=== Task requirements ===
Word for word, print each line of the listing below; pictures stay out.

=== Entries with figure data ===
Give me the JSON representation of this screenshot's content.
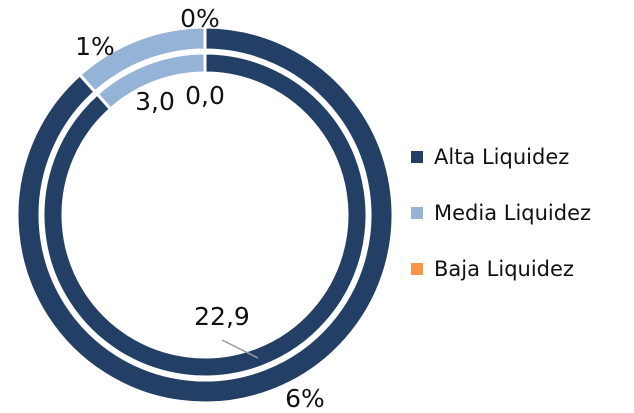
{
  "chart_data": {
    "type": "doughnut",
    "categories": [
      "Alta Liquidez",
      "Media Liquidez",
      "Baja Liquidez"
    ],
    "colors": [
      "#243f66",
      "#95b3d7",
      "#f79646"
    ],
    "series": [
      {
        "values": [
          22.9,
          3.0,
          0.0
        ],
        "value_labels": [
          "22,9",
          "3,0",
          "0,0"
        ]
      },
      {
        "values": [
          88.4,
          11.6,
          0
        ],
        "value_labels": [
          "6%",
          "1%",
          "0%"
        ]
      }
    ],
    "legend": "right"
  }
}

=== Completed exercise ===
Give me the JSON representation of this screenshot's content.
{
  "chart_data": {
    "type": "doughnut",
    "categories": [
      "Alta Liquidez",
      "Media Liquidez",
      "Baja Liquidez"
    ],
    "colors": [
      "#243f66",
      "#95b3d7",
      "#f79646"
    ],
    "series": [
      {
        "values": [
          22.9,
          3.0,
          0.0
        ],
        "value_labels": [
          "22,9",
          "3,0",
          "0,0"
        ]
      },
      {
        "values": [
          88.4,
          11.6,
          0
        ],
        "value_labels": [
          "6%",
          "1%",
          "0%"
        ]
      }
    ],
    "legend": "right"
  }
}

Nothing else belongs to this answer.